• Task description: Where does the string "While" occur in the records? Copy each line that holds it.

····················

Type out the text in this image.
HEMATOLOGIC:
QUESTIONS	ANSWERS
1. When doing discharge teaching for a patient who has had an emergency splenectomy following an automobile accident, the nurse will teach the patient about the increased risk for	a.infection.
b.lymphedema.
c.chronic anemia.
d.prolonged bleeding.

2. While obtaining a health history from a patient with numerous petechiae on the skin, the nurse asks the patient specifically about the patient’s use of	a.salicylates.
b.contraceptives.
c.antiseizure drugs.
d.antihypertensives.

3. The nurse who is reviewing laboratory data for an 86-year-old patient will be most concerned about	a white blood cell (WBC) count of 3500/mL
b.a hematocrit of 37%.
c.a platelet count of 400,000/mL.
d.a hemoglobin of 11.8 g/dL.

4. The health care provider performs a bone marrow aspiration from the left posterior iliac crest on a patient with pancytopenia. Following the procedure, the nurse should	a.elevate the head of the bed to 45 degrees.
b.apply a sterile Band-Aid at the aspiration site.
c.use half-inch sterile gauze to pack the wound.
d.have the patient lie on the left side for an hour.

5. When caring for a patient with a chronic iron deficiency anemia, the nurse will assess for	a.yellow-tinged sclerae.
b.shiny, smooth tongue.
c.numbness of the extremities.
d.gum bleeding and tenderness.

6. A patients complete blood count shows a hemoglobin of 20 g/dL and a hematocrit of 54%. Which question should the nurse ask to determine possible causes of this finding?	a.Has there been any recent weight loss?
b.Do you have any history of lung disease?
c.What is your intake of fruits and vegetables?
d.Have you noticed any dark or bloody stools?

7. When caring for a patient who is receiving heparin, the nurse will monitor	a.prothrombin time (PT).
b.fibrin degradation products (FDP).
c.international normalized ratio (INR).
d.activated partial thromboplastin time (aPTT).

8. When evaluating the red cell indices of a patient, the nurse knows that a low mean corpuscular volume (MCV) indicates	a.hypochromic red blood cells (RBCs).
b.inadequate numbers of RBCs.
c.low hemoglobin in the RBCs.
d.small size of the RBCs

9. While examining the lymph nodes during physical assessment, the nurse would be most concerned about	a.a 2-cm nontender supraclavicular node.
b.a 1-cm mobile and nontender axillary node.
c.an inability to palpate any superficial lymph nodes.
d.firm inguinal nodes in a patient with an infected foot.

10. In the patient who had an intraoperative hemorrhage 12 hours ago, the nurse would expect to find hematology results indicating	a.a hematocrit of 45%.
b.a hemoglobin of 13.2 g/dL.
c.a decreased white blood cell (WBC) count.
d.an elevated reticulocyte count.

····················

• Result of this exercise:
2. While obtaining a health history from a patient with numerous petechiae on the skin, the nurse asks the patient specifically about the patient’s use of	a.salicylates.
9. While examining the lymph nodes during physical assessment, the nurse would be most concerned about	a.a 2-cm nontender supraclavicular node.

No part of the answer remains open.